- Stated task -
Count lines holding the string "identified" in the data that follows. Reply with one number only.

- Given records -
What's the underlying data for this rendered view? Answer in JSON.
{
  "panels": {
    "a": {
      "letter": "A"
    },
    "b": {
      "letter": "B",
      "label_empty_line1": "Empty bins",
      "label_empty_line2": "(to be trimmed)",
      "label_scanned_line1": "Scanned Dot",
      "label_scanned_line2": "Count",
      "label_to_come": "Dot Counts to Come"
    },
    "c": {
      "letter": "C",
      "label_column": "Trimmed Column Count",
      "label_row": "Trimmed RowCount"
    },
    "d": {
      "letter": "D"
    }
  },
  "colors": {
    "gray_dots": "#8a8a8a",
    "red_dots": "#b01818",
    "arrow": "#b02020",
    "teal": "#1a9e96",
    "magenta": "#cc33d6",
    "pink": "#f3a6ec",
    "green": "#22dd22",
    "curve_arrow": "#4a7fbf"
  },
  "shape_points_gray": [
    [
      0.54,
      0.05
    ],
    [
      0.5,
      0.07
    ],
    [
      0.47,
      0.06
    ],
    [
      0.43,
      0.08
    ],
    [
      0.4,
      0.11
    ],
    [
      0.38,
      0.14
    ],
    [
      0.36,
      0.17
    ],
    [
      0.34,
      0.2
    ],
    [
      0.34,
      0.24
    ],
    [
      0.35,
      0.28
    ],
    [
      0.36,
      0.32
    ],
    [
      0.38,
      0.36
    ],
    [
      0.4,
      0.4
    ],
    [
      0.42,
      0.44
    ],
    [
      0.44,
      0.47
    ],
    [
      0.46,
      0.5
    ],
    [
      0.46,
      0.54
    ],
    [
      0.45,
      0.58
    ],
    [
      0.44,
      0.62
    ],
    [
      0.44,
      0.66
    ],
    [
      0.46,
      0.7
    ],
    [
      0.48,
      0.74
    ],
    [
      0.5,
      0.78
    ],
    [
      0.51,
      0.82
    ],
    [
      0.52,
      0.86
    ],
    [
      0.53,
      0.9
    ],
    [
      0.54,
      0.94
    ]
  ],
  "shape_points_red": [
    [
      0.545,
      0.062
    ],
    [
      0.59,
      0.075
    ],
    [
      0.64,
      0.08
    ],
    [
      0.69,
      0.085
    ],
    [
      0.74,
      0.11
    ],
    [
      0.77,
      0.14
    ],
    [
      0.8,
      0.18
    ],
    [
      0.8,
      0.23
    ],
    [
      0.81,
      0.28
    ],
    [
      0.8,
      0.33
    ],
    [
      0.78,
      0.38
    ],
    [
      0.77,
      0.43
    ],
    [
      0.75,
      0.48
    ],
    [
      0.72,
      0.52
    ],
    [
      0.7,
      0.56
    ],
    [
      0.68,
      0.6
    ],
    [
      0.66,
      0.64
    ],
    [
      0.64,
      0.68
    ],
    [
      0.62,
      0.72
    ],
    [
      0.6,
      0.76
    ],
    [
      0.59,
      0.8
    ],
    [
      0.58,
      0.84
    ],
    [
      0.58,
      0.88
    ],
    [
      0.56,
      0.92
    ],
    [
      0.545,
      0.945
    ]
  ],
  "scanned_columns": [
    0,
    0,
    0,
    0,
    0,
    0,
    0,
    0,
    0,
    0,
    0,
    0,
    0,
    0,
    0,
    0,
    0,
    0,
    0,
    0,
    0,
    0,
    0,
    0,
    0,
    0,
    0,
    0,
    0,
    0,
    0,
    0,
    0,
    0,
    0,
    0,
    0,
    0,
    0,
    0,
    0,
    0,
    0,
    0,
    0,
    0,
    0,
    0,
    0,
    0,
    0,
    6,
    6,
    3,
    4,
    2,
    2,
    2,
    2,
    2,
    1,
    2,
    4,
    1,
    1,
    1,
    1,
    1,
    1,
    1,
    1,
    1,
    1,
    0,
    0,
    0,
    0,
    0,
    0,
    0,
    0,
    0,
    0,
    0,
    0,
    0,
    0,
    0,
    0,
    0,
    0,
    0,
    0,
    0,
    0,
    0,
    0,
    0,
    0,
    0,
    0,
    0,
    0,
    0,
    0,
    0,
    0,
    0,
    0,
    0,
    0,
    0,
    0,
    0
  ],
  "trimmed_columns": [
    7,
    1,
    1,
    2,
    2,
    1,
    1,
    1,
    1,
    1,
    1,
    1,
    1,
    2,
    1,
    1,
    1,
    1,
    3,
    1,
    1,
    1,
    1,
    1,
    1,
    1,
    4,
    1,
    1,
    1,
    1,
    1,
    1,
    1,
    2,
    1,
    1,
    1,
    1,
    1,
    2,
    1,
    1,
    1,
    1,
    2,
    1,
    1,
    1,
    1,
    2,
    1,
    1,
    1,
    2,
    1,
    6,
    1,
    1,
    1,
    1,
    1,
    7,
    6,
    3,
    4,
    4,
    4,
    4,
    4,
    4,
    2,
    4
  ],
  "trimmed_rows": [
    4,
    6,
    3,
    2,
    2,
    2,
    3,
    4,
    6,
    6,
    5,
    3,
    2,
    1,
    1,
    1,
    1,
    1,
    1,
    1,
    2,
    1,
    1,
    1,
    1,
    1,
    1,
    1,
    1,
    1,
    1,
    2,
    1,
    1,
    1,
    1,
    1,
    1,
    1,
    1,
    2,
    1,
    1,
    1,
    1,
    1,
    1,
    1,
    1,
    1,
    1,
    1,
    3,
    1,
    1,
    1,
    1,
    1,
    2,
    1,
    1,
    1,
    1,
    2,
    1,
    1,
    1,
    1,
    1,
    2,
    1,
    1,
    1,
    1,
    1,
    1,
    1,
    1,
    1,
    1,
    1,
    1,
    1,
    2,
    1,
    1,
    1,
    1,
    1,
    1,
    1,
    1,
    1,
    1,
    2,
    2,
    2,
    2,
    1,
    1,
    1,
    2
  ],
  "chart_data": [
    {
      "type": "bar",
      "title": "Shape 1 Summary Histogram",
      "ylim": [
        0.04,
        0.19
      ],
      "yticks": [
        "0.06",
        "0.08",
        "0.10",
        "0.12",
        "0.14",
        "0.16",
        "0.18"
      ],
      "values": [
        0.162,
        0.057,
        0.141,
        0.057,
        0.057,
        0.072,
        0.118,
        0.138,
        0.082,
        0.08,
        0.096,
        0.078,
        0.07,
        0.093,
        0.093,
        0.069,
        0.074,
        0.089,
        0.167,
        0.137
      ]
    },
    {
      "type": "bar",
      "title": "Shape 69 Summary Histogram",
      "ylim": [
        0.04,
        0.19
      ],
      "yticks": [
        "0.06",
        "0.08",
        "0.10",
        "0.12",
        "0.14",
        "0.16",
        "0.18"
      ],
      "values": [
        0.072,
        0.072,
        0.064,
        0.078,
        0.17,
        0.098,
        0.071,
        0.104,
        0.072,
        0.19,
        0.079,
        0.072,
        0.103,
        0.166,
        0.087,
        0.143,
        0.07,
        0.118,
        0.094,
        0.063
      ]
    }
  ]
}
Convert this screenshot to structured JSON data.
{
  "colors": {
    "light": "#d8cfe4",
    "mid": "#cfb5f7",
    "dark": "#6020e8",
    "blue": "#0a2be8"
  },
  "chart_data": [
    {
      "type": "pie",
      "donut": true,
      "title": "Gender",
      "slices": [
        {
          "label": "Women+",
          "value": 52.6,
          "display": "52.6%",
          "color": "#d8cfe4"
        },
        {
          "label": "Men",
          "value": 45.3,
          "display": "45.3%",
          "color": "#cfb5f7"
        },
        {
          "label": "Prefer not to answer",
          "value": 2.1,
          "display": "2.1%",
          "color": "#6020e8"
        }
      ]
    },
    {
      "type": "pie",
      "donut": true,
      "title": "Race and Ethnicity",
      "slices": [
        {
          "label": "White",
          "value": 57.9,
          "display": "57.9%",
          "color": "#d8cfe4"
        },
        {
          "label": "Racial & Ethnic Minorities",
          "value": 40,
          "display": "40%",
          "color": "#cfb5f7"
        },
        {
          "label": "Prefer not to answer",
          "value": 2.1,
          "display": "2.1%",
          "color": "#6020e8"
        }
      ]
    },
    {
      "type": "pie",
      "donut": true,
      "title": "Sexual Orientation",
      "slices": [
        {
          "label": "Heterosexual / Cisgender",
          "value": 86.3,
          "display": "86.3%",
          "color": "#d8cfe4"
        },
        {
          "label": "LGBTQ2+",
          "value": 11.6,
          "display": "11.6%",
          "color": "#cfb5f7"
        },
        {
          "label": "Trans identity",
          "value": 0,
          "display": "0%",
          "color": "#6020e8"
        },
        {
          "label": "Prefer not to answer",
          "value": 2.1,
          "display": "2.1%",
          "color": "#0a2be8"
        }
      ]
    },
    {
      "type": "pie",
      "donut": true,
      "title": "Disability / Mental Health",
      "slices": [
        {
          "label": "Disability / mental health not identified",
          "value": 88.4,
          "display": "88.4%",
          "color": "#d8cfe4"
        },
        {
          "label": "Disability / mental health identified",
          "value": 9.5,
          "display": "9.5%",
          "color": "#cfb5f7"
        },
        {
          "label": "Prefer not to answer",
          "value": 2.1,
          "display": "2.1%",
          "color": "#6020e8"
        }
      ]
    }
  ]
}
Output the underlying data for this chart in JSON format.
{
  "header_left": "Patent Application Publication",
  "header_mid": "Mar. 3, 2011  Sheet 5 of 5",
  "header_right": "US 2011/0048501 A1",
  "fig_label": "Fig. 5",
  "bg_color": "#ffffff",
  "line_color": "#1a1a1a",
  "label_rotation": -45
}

- Completed exercise -
2